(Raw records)
================
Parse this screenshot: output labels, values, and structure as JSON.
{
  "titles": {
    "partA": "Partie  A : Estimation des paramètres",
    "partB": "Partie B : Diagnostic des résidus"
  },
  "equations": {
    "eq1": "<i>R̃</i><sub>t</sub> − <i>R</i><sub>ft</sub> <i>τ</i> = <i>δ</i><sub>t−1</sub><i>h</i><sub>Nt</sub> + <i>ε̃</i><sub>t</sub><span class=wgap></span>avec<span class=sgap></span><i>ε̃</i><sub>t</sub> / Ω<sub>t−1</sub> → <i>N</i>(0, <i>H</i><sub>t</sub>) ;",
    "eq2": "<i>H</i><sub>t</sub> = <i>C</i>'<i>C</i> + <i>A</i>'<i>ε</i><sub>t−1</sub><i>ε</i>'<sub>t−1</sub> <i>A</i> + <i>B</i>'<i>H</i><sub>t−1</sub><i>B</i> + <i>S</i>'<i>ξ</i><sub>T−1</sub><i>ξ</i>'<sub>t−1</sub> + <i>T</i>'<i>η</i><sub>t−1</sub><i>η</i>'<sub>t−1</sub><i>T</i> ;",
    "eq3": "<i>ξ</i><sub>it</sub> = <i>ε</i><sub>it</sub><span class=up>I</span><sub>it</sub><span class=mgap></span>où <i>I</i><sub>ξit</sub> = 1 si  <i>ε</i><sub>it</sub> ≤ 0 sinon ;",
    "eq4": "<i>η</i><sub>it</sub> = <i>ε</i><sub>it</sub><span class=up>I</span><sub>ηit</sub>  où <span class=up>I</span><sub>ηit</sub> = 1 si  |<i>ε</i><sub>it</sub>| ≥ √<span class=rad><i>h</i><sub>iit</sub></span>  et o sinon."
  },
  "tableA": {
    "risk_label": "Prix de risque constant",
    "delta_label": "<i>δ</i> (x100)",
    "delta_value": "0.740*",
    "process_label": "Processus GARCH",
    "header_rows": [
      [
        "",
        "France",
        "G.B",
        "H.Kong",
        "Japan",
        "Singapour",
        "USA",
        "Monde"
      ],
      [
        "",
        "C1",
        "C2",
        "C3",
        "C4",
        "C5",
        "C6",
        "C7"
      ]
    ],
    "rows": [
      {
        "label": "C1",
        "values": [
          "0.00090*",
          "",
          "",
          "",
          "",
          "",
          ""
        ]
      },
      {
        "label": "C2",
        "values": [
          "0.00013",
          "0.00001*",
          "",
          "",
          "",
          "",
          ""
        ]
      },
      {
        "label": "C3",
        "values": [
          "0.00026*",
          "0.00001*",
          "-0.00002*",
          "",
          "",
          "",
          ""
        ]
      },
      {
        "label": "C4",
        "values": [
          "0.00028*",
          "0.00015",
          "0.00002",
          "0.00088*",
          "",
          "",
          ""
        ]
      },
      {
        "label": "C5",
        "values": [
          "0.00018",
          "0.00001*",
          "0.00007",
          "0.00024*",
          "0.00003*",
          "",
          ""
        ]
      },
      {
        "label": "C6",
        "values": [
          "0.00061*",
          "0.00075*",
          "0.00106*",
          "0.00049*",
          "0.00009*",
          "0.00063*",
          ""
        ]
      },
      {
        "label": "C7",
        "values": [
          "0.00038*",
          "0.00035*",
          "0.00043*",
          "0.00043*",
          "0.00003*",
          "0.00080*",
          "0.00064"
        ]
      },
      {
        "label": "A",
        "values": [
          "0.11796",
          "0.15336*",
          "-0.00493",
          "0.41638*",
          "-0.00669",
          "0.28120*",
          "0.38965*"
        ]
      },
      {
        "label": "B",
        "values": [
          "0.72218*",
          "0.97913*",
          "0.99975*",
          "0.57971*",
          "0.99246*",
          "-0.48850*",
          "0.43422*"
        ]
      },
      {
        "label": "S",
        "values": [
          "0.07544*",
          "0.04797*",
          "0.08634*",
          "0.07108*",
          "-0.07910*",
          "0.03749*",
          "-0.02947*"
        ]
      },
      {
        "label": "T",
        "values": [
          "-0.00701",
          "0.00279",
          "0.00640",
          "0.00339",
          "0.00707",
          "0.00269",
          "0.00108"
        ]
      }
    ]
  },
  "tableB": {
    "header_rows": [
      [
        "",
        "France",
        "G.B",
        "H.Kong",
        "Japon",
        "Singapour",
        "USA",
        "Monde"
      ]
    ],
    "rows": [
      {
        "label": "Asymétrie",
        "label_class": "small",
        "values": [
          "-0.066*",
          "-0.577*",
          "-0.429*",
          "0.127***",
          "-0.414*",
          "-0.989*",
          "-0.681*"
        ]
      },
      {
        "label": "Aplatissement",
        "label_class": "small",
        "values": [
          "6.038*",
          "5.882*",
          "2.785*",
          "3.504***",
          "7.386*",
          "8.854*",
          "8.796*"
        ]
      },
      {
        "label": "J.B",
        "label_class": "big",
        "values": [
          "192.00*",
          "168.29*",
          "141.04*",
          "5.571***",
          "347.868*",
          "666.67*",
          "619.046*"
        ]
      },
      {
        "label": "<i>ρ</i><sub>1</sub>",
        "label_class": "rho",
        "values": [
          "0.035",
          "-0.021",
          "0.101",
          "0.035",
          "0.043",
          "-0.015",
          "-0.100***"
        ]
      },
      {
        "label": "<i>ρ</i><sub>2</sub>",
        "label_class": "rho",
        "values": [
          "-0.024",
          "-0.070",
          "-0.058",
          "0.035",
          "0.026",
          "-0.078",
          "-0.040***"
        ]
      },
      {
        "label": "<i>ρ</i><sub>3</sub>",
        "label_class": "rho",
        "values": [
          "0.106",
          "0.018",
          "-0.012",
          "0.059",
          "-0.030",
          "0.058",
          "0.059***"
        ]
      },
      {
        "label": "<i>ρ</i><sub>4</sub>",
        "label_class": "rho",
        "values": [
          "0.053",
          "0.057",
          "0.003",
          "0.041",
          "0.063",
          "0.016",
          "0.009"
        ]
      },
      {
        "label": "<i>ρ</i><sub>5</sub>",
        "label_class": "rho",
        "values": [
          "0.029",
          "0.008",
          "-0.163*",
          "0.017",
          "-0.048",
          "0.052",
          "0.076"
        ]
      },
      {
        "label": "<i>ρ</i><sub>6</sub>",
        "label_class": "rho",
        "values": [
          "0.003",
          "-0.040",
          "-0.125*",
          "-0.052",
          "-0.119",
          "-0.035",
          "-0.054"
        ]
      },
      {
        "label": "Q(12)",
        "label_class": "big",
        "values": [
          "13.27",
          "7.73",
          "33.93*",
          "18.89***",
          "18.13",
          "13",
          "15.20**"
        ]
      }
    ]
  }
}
================
WORK INSTRUCTIONS — Copy each line above where the string "sinon" occurs.

REPLY TO THE EXERCISE —
    "eq3": "<i>ξ</i><sub>it</sub> = <i>ε</i><sub>it</sub><span class=up>I</span><sub>it</sub><span class=mgap></span>où <i>I</i><sub>ξit</sub> = 1 si  <i>ε</i><sub>it</sub> ≤ 0 sinon ;",
    "eq4": "<i>η</i><sub>it</sub> = <i>ε</i><sub>it</sub><span class=up>I</span><sub>ηit</sub>  où <span class=up>I</span><sub>ηit</sub> = 1 si  |<i>ε</i><sub>it</sub>| ≥ √<span class=rad><i>h</i><sub>iit</sub></span>  et o sinon."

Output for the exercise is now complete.